SET EXERCISE: Return every line of the material exactly.

[Start of INFORMATION SHOWN]

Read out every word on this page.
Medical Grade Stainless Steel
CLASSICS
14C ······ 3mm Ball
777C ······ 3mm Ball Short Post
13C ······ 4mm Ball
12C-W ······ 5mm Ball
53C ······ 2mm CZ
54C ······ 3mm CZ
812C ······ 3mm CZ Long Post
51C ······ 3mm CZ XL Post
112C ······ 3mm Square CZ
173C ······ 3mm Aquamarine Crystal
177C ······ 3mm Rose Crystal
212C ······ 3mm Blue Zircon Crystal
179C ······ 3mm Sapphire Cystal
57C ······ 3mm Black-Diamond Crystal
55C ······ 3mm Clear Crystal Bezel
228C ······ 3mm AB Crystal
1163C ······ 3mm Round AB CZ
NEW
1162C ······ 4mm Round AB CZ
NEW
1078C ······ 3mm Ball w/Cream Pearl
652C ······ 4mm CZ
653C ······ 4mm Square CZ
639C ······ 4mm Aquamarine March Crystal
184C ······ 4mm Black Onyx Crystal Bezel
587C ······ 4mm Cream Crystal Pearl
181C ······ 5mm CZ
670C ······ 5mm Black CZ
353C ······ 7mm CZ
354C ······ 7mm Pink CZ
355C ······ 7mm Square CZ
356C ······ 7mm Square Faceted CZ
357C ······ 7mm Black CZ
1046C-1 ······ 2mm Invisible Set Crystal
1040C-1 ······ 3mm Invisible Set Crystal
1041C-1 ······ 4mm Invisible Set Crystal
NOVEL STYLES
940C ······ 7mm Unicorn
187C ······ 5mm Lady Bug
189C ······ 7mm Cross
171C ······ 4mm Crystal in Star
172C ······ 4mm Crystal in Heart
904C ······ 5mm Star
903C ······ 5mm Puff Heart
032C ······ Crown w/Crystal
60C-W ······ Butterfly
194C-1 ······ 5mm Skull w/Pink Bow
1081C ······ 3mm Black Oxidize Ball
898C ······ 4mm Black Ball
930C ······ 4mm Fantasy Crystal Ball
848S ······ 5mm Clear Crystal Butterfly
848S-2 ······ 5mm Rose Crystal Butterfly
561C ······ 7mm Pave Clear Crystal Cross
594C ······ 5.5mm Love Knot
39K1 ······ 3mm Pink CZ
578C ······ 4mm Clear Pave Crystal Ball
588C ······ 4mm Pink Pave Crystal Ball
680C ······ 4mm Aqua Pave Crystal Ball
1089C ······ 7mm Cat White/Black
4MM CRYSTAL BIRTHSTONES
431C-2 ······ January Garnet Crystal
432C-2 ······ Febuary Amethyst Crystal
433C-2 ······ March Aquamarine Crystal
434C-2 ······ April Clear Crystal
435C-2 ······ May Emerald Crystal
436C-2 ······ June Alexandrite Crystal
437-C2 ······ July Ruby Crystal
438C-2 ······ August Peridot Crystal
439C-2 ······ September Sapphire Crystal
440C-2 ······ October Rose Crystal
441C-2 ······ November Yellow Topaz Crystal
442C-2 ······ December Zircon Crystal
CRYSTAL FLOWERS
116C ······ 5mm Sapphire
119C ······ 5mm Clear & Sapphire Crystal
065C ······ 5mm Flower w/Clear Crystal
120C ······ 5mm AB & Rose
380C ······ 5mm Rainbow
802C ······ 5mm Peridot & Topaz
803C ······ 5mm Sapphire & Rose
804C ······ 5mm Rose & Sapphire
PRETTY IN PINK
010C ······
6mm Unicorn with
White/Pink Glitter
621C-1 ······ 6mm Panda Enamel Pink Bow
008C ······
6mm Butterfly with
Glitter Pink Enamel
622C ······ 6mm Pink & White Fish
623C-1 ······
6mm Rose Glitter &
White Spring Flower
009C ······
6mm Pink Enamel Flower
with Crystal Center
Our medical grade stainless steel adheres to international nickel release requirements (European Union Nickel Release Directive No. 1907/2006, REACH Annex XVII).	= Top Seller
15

[End of INFORMATION SHOWN]

RESPONSE TO THE EXERCISE:
Read out every word on this page.
Medical Grade Stainless Steel
CLASSICS
14C ······ 3mm Ball
777C ······ 3mm Ball Short Post
13C ······ 4mm Ball
12C-W ······ 5mm Ball
53C ······ 2mm CZ
54C ······ 3mm CZ
812C ······ 3mm CZ Long Post
51C ······ 3mm CZ XL Post
112C ······ 3mm Square CZ
173C ······ 3mm Aquamarine Crystal
177C ······ 3mm Rose Crystal
212C ······ 3mm Blue Zircon Crystal
179C ······ 3mm Sapphire Cystal
57C ······ 3mm Black-Diamond Crystal
55C ······ 3mm Clear Crystal Bezel
228C ······ 3mm AB Crystal
1163C ······ 3mm Round AB CZ
NEW
1162C ······ 4mm Round AB CZ
NEW
1078C ······ 3mm Ball w/Cream Pearl
652C ······ 4mm CZ
653C ······ 4mm Square CZ
639C ······ 4mm Aquamarine March Crystal
184C ······ 4mm Black Onyx Crystal Bezel
587C ······ 4mm Cream Crystal Pearl
181C ······ 5mm CZ
670C ······ 5mm Black CZ
353C ······ 7mm CZ
354C ······ 7mm Pink CZ
355C ······ 7mm Square CZ
356C ······ 7mm Square Faceted CZ
357C ······ 7mm Black CZ
1046C-1 ······ 2mm Invisible Set Crystal
1040C-1 ······ 3mm Invisible Set Crystal
1041C-1 ······ 4mm Invisible Set Crystal
NOVEL STYLES
940C ······ 7mm Unicorn
187C ······ 5mm Lady Bug
189C ······ 7mm Cross
171C ······ 4mm Crystal in Star
172C ······ 4mm Crystal in Heart
904C ······ 5mm Star
903C ······ 5mm Puff Heart
032C ······ Crown w/Crystal
60C-W ······ Butterfly
194C-1 ······ 5mm Skull w/Pink Bow
1081C ······ 3mm Black Oxidize Ball
898C ······ 4mm Black Ball
930C ······ 4mm Fantasy Crystal Ball
848S ······ 5mm Clear Crystal Butterfly
848S-2 ······ 5mm Rose Crystal Butterfly
561C ······ 7mm Pave Clear Crystal Cross
594C ······ 5.5mm Love Knot
39K1 ······ 3mm Pink CZ
578C ······ 4mm Clear Pave Crystal Ball
588C ······ 4mm Pink Pave Crystal Ball
680C ······ 4mm Aqua Pave Crystal Ball
1089C ······ 7mm Cat White/Black
4MM CRYSTAL BIRTHSTONES
431C-2 ······ January Garnet Crystal
432C-2 ······ Febuary Amethyst Crystal
433C-2 ······ March Aquamarine Crystal
434C-2 ······ April Clear Crystal
435C-2 ······ May Emerald Crystal
436C-2 ······ June Alexandrite Crystal
437-C2 ······ July Ruby Crystal
438C-2 ······ August Peridot Crystal
439C-2 ······ September Sapphire Crystal
440C-2 ······ October Rose Crystal
441C-2 ······ November Yellow Topaz Crystal
442C-2 ······ December Zircon Crystal
CRYSTAL FLOWERS
116C ······ 5mm Sapphire
119C ······ 5mm Clear & Sapphire Crystal
065C ······ 5mm Flower w/Clear Crystal
120C ······ 5mm AB & Rose
380C ······ 5mm Rainbow
802C ······ 5mm Peridot & Topaz
803C ······ 5mm Sapphire & Rose
804C ······ 5mm Rose & Sapphire
PRETTY IN PINK
010C ······
6mm Unicorn with
White/Pink Glitter
621C-1 ······ 6mm Panda Enamel Pink Bow
008C ······
6mm Butterfly with
Glitter Pink Enamel
622C ······ 6mm Pink & White Fish
623C-1 ······
6mm Rose Glitter &
White Spring Flower
009C ······
6mm Pink Enamel Flower
with Crystal Center
Our medical grade stainless steel adheres to international nickel release requirements (European Union Nickel Release Directive No. 1907/2006, REACH Annex XVII).	= Top Seller
15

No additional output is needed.